- YOUR OBJECTIVE:
Set down all of the entries word for word, omitting the images they contain.

-=-=-

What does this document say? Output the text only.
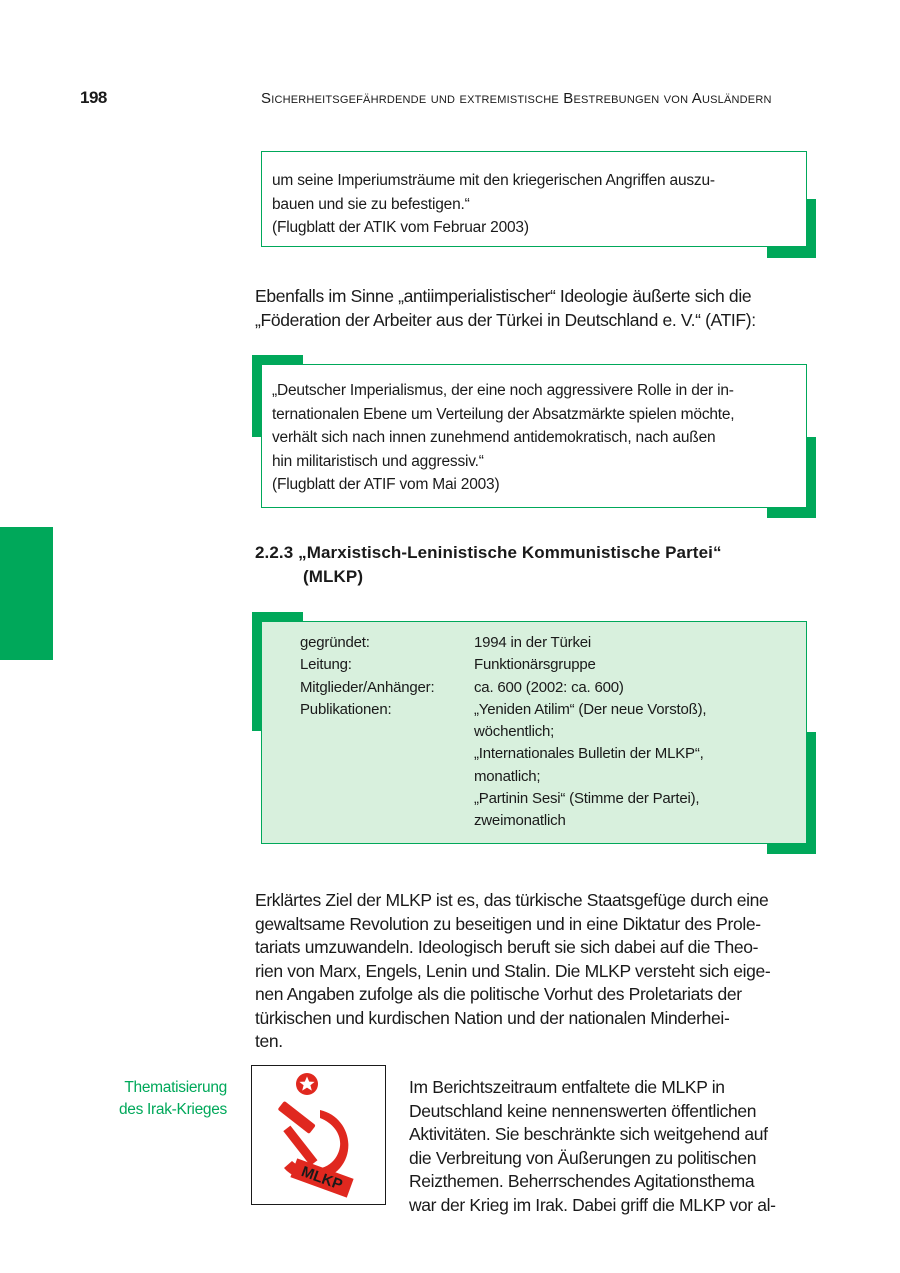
198	Sicherheitsgefährdende und extremistische Bestrebungen von Ausländern
um seine Imperiumsträume mit den kriegerischen Angriffen auszu-
bauen und sie zu befestigen.“
(Flugblatt der ATIK vom Februar 2003)
Ebenfalls im Sinne „antiimperialistischer“ Ideologie äußerte sich die
„Föderation der Arbeiter aus der Türkei in Deutschland e. V.“ (ATIF):
„Deutscher Imperialismus, der eine noch aggressivere Rolle in der in-
ternationalen Ebene um Verteilung der Absatzmärkte spielen möchte,
verhält sich nach innen zunehmend antidemokratisch, nach außen
hin militaristisch und aggressiv.“
(Flugblatt der ATIF vom Mai 2003)
2.2.3 „Marxistisch-Leninistische Kommunistische Partei“
(MLKP)
gegründet:	1994 in der Türkei
Leitung:	Funktionärsgruppe
Mitglieder/Anhänger:	ca. 600 (2002: ca. 600)
Publikationen:	„Yeniden Atilim“ (Der neue Vorstoß),
wöchentlich;
„Internationales Bulletin der MLKP“,
monatlich;
„Partinin Sesi“ (Stimme der Partei),
zweimonatlich
Erklärtes Ziel der MLKP ist es, das türkische Staatsgefüge durch eine
gewaltsame Revolution zu beseitigen und in eine Diktatur des Prole-
tariats umzuwandeln. Ideologisch beruft sie sich dabei auf die Theo-
rien von Marx, Engels, Lenin und Stalin. Die MLKP versteht sich eige-
nen Angaben zufolge als die politische Vorhut des Proletariats der
türkischen und kurdischen Nation und der nationalen Minderhei-
ten.
Thematisierung
des Irak-Krieges
MLKP
Im Berichtszeitraum entfaltete die MLKP in
Deutschland keine nennenswerten öffentlichen
Aktivitäten. Sie beschränkte sich weitgehend auf
die Verbreitung von Äußerungen zu politischen
Reizthemen. Beherrschendes Agitationsthema
war der Krieg im Irak. Dabei griff die MLKP vor al-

-=-=-

- WRITTEN SOLUTION:
What does this document say? Output the text only.
198	Sicherheitsgefährdende und extremistische Bestrebungen von Ausländern
um seine Imperiumsträume mit den kriegerischen Angriffen auszu-
bauen und sie zu befestigen.“
(Flugblatt der ATIK vom Februar 2003)
Ebenfalls im Sinne „antiimperialistischer“ Ideologie äußerte sich die
„Föderation der Arbeiter aus der Türkei in Deutschland e. V.“ (ATIF):
„Deutscher Imperialismus, der eine noch aggressivere Rolle in der in-
ternationalen Ebene um Verteilung der Absatzmärkte spielen möchte,
verhält sich nach innen zunehmend antidemokratisch, nach außen
hin militaristisch und aggressiv.“
(Flugblatt der ATIF vom Mai 2003)
2.2.3 „Marxistisch-Leninistische Kommunistische Partei“
(MLKP)
gegründet:	1994 in der Türkei
Leitung:	Funktionärsgruppe
Mitglieder/Anhänger:	ca. 600 (2002: ca. 600)
Publikationen:	„Yeniden Atilim“ (Der neue Vorstoß),
wöchentlich;
„Internationales Bulletin der MLKP“,
monatlich;
„Partinin Sesi“ (Stimme der Partei),
zweimonatlich
Erklärtes Ziel der MLKP ist es, das türkische Staatsgefüge durch eine
gewaltsame Revolution zu beseitigen und in eine Diktatur des Prole-
tariats umzuwandeln. Ideologisch beruft sie sich dabei auf die Theo-
rien von Marx, Engels, Lenin und Stalin. Die MLKP versteht sich eige-
nen Angaben zufolge als die politische Vorhut des Proletariats der
türkischen und kurdischen Nation und der nationalen Minderhei-
ten.
Thematisierung
des Irak-Krieges
MLKP
Im Berichtszeitraum entfaltete die MLKP in
Deutschland keine nennenswerten öffentlichen
Aktivitäten. Sie beschränkte sich weitgehend auf
die Verbreitung von Äußerungen zu politischen
Reizthemen. Beherrschendes Agitationsthema
war der Krieg im Irak. Dabei griff die MLKP vor al-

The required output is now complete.